:: DATA LINES

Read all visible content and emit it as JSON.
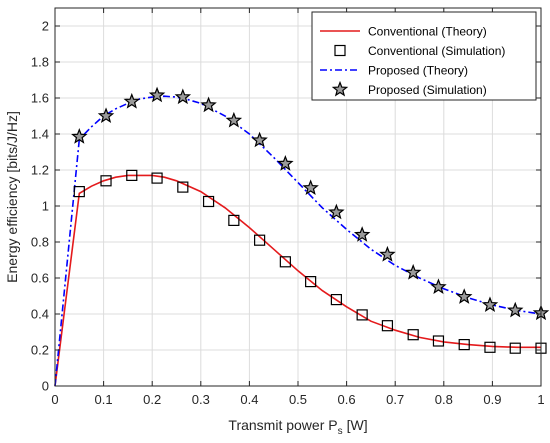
{
  "chart_data": {
    "type": "line",
    "xlabel": "Transmit power P",
    "xlabel_subscript": "s",
    "xlabel_unit": "[W]",
    "ylabel": "Energy efficiency [bits/J/Hz]",
    "xlim": [
      0,
      1
    ],
    "ylim": [
      0,
      2.1
    ],
    "xticks": [
      0,
      0.1,
      0.2,
      0.3,
      0.4,
      0.5,
      0.6,
      0.7,
      0.8,
      0.9,
      1
    ],
    "xtick_labels": [
      "0",
      "0.1",
      "0.2",
      "0.3",
      "0.4",
      "0.5",
      "0.6",
      "0.7",
      "0.8",
      "0.9",
      "1"
    ],
    "yticks": [
      0,
      0.2,
      0.4,
      0.6,
      0.8,
      1,
      1.2,
      1.4,
      1.6,
      1.8,
      2
    ],
    "ytick_labels": [
      "0",
      "0.2",
      "0.4",
      "0.6",
      "0.8",
      "1",
      "1.2",
      "1.4",
      "1.6",
      "1.8",
      "2"
    ],
    "grid": true,
    "legend_position": "top-right",
    "series": [
      {
        "name": "Conventional (Theory)",
        "style": "solid-line",
        "color": "#e41a1c",
        "x": [
          0,
          0.05,
          0.075,
          0.1,
          0.125,
          0.15,
          0.175,
          0.2,
          0.225,
          0.25,
          0.3,
          0.35,
          0.4,
          0.45,
          0.5,
          0.55,
          0.6,
          0.65,
          0.7,
          0.75,
          0.8,
          0.85,
          0.9,
          0.95,
          1
        ],
        "y": [
          0,
          1.07,
          1.11,
          1.14,
          1.16,
          1.17,
          1.17,
          1.17,
          1.16,
          1.14,
          1.08,
          0.99,
          0.88,
          0.76,
          0.64,
          0.53,
          0.44,
          0.36,
          0.31,
          0.27,
          0.245,
          0.23,
          0.22,
          0.215,
          0.215
        ]
      },
      {
        "name": "Conventional (Simulation)",
        "style": "square-marker",
        "color": "#000000",
        "x": [
          0.05,
          0.105,
          0.158,
          0.21,
          0.263,
          0.316,
          0.368,
          0.421,
          0.474,
          0.526,
          0.579,
          0.632,
          0.684,
          0.737,
          0.789,
          0.842,
          0.895,
          0.947,
          1.0
        ],
        "y": [
          1.08,
          1.14,
          1.17,
          1.155,
          1.105,
          1.025,
          0.92,
          0.81,
          0.69,
          0.58,
          0.48,
          0.395,
          0.335,
          0.285,
          0.25,
          0.23,
          0.215,
          0.21,
          0.21
        ]
      },
      {
        "name": "Proposed (Theory)",
        "style": "dash-dot-line",
        "color": "#0000ff",
        "x": [
          0,
          0.05,
          0.075,
          0.1,
          0.125,
          0.15,
          0.175,
          0.2,
          0.225,
          0.25,
          0.275,
          0.3,
          0.35,
          0.4,
          0.45,
          0.5,
          0.55,
          0.6,
          0.65,
          0.7,
          0.75,
          0.8,
          0.85,
          0.9,
          0.95,
          1
        ],
        "y": [
          0,
          1.37,
          1.44,
          1.5,
          1.54,
          1.57,
          1.595,
          1.605,
          1.61,
          1.605,
          1.59,
          1.57,
          1.5,
          1.4,
          1.27,
          1.13,
          0.99,
          0.87,
          0.76,
          0.67,
          0.6,
          0.54,
          0.49,
          0.45,
          0.42,
          0.4
        ]
      },
      {
        "name": "Proposed (Simulation)",
        "style": "star-marker",
        "color": "#000000",
        "x": [
          0.05,
          0.105,
          0.158,
          0.21,
          0.263,
          0.316,
          0.368,
          0.421,
          0.474,
          0.526,
          0.579,
          0.632,
          0.684,
          0.737,
          0.789,
          0.842,
          0.895,
          0.947,
          1.0
        ],
        "y": [
          1.385,
          1.5,
          1.58,
          1.615,
          1.605,
          1.56,
          1.475,
          1.365,
          1.235,
          1.1,
          0.965,
          0.84,
          0.73,
          0.63,
          0.55,
          0.495,
          0.45,
          0.42,
          0.405
        ]
      }
    ]
  }
}
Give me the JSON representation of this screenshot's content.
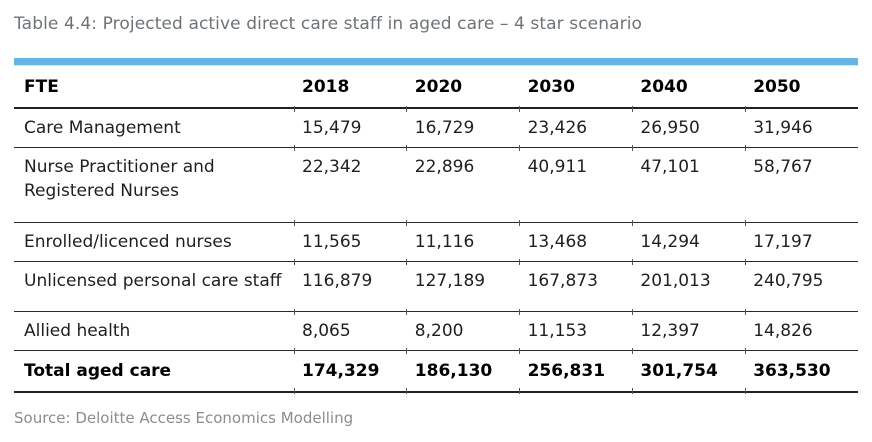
{
  "title": "Table 4.4: Projected active direct care staff in aged care – 4 star scenario",
  "source_note": "Source: Deloitte Access Economics Modelling",
  "colors": {
    "accent_bar": "#64b5e3",
    "title_text": "#6d7377",
    "source_text": "#8a8d90",
    "body_text": "#1f1f1f",
    "rule_lines": "#2a2a2a"
  },
  "chart_data": {
    "type": "table",
    "title": "Table 4.4: Projected active direct care staff in aged care – 4 star scenario",
    "columns": [
      "FTE",
      "2018",
      "2020",
      "2030",
      "2040",
      "2050"
    ],
    "rows": [
      {
        "label": "Care Management",
        "values": [
          "15,479",
          "16,729",
          "23,426",
          "26,950",
          "31,946"
        ],
        "bold": false
      },
      {
        "label": "Nurse Practitioner and Registered Nurses",
        "values": [
          "22,342",
          "22,896",
          "40,911",
          "47,101",
          "58,767"
        ],
        "bold": false
      },
      {
        "label": "Enrolled/licenced nurses",
        "values": [
          "11,565",
          "11,116",
          "13,468",
          "14,294",
          "17,197"
        ],
        "bold": false
      },
      {
        "label": "Unlicensed personal care staff",
        "values": [
          "116,879",
          "127,189",
          "167,873",
          "201,013",
          "240,795"
        ],
        "bold": false
      },
      {
        "label": "Allied health",
        "values": [
          "8,065",
          "8,200",
          "11,153",
          "12,397",
          "14,826"
        ],
        "bold": false
      },
      {
        "label": "Total aged care",
        "values": [
          "174,329",
          "186,130",
          "256,831",
          "301,754",
          "363,530"
        ],
        "bold": true
      }
    ],
    "source": "Source: Deloitte Access Economics Modelling"
  }
}
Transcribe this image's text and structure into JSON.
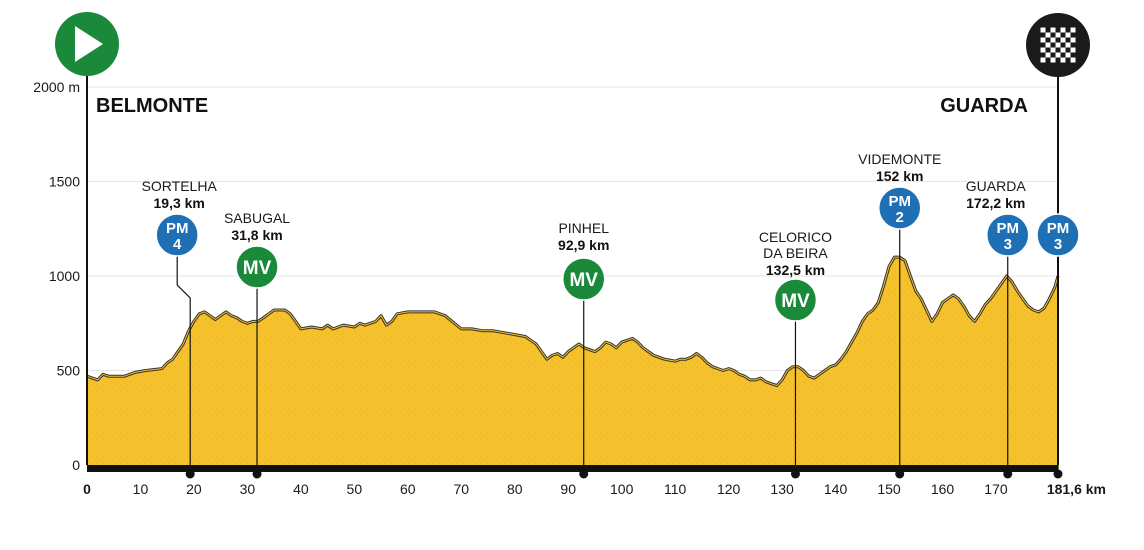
{
  "chart_data": {
    "type": "area",
    "title": "",
    "xlabel": "",
    "ylabel": "",
    "x_unit_label": "181,6 km",
    "xlim": [
      0,
      181.6
    ],
    "ylim": [
      0,
      2000
    ],
    "y_ticks": [
      {
        "value": 0,
        "label": "0"
      },
      {
        "value": 500,
        "label": "500"
      },
      {
        "value": 1000,
        "label": "1000"
      },
      {
        "value": 1500,
        "label": "1500"
      },
      {
        "value": 2000,
        "label": "2000 m"
      }
    ],
    "x_ticks": [
      {
        "value": 0,
        "label": "0"
      },
      {
        "value": 10,
        "label": "10"
      },
      {
        "value": 20,
        "label": "20"
      },
      {
        "value": 30,
        "label": "30"
      },
      {
        "value": 40,
        "label": "40"
      },
      {
        "value": 50,
        "label": "50"
      },
      {
        "value": 60,
        "label": "60"
      },
      {
        "value": 70,
        "label": "70"
      },
      {
        "value": 80,
        "label": "80"
      },
      {
        "value": 90,
        "label": "90"
      },
      {
        "value": 100,
        "label": "100"
      },
      {
        "value": 110,
        "label": "110"
      },
      {
        "value": 120,
        "label": "120"
      },
      {
        "value": 130,
        "label": "130"
      },
      {
        "value": 140,
        "label": "140"
      },
      {
        "value": 150,
        "label": "150"
      },
      {
        "value": 160,
        "label": "160"
      },
      {
        "value": 170,
        "label": "170"
      },
      {
        "value": 181.6,
        "label": "181,6 km"
      }
    ],
    "start_city": "BELMONTE",
    "finish_city": "GUARDA",
    "colors": {
      "fill": "#f5c22d",
      "outline": "#333333",
      "start_badge": "#1a8a3a",
      "finish_badge": "#1a1a1a",
      "pm_badge": "#1f6fb5",
      "mv_badge": "#1a8a3a",
      "grid": "#e6e6e6"
    },
    "series": [
      {
        "x": [
          0,
          2,
          3,
          4,
          7,
          9,
          11,
          14,
          15,
          16,
          17,
          18,
          19,
          20,
          21,
          22,
          23,
          24,
          25,
          26,
          27,
          28,
          29,
          30,
          31,
          32,
          33,
          34,
          35,
          37,
          38,
          40,
          42,
          44,
          45,
          46,
          48,
          50,
          51,
          52,
          54,
          55,
          56,
          57,
          58,
          60,
          62,
          65,
          67,
          70,
          72,
          74,
          76,
          78,
          80,
          82,
          83,
          84,
          85,
          86,
          87,
          88,
          89,
          90,
          91,
          92,
          93,
          94,
          95,
          96,
          97,
          98,
          99,
          100,
          101,
          102,
          103,
          104,
          105,
          106,
          108,
          110,
          111,
          112,
          113,
          114,
          115,
          116,
          117,
          118,
          119,
          120,
          121,
          122,
          123,
          124,
          125,
          126,
          127,
          128,
          129,
          130,
          131,
          132,
          133,
          134,
          135,
          136,
          137,
          138,
          139,
          140,
          141,
          142,
          143,
          144,
          145,
          146,
          147,
          148,
          149,
          150,
          151,
          152,
          153,
          154,
          155,
          156,
          157,
          158,
          159,
          160,
          161,
          162,
          163,
          164,
          165,
          166,
          167,
          168,
          169,
          170,
          171,
          172,
          173,
          174,
          175,
          176,
          177,
          178,
          179,
          180,
          181,
          181.6
        ],
        "values": [
          470,
          450,
          480,
          470,
          470,
          490,
          500,
          510,
          540,
          560,
          600,
          640,
          710,
          760,
          800,
          810,
          790,
          770,
          790,
          810,
          790,
          780,
          760,
          750,
          760,
          760,
          780,
          800,
          820,
          820,
          800,
          720,
          730,
          720,
          740,
          720,
          740,
          730,
          750,
          740,
          760,
          790,
          740,
          760,
          800,
          810,
          810,
          810,
          790,
          720,
          720,
          710,
          710,
          700,
          690,
          680,
          660,
          640,
          600,
          560,
          580,
          590,
          570,
          600,
          620,
          640,
          620,
          610,
          600,
          620,
          650,
          640,
          620,
          650,
          660,
          670,
          650,
          620,
          600,
          580,
          560,
          550,
          560,
          560,
          570,
          590,
          570,
          540,
          520,
          510,
          500,
          510,
          500,
          480,
          470,
          450,
          450,
          460,
          440,
          430,
          420,
          450,
          500,
          520,
          520,
          500,
          470,
          460,
          480,
          500,
          520,
          530,
          560,
          600,
          650,
          700,
          760,
          800,
          820,
          860,
          950,
          1050,
          1100,
          1100,
          1080,
          1000,
          920,
          880,
          820,
          760,
          800,
          860,
          880,
          900,
          880,
          840,
          790,
          760,
          800,
          850,
          880,
          920,
          960,
          1000,
          970,
          920,
          880,
          840,
          820,
          810,
          830,
          880,
          940,
          1000
        ]
      }
    ],
    "waypoints": [
      {
        "name": "SORTELHA",
        "km_label": "19,3 km",
        "km": 19.3,
        "badge": "PM",
        "badge_sub": "4",
        "name_lines": [
          "SORTELHA"
        ]
      },
      {
        "name": "SABUGAL",
        "km_label": "31,8 km",
        "km": 31.8,
        "badge": "MV",
        "badge_sub": "",
        "name_lines": [
          "SABUGAL"
        ]
      },
      {
        "name": "PINHEL",
        "km_label": "92,9 km",
        "km": 92.9,
        "badge": "MV",
        "badge_sub": "",
        "name_lines": [
          "PINHEL"
        ]
      },
      {
        "name": "CELORICO DA BEIRA",
        "km_label": "132,5 km",
        "km": 132.5,
        "badge": "MV",
        "badge_sub": "",
        "name_lines": [
          "CELORICO",
          "DA BEIRA"
        ]
      },
      {
        "name": "VIDEMONTE",
        "km_label": "152 km",
        "km": 152,
        "badge": "PM",
        "badge_sub": "2",
        "name_lines": [
          "VIDEMONTE"
        ]
      },
      {
        "name": "GUARDA",
        "km_label": "172,2 km",
        "km": 172.2,
        "badge": "PM",
        "badge_sub": "3",
        "name_lines": [
          "GUARDA"
        ]
      },
      {
        "name": "",
        "km_label": "",
        "km": 181.6,
        "badge": "PM",
        "badge_sub": "3",
        "name_lines": []
      }
    ]
  }
}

::::

(STATED TASK) Collect each line of the entries that has the word "ylabel", copying it in full.

(RESPONSE BELOW)
    "ylabel": "Energy efficiency [bits/J/Hz]",
    "ylabel": "",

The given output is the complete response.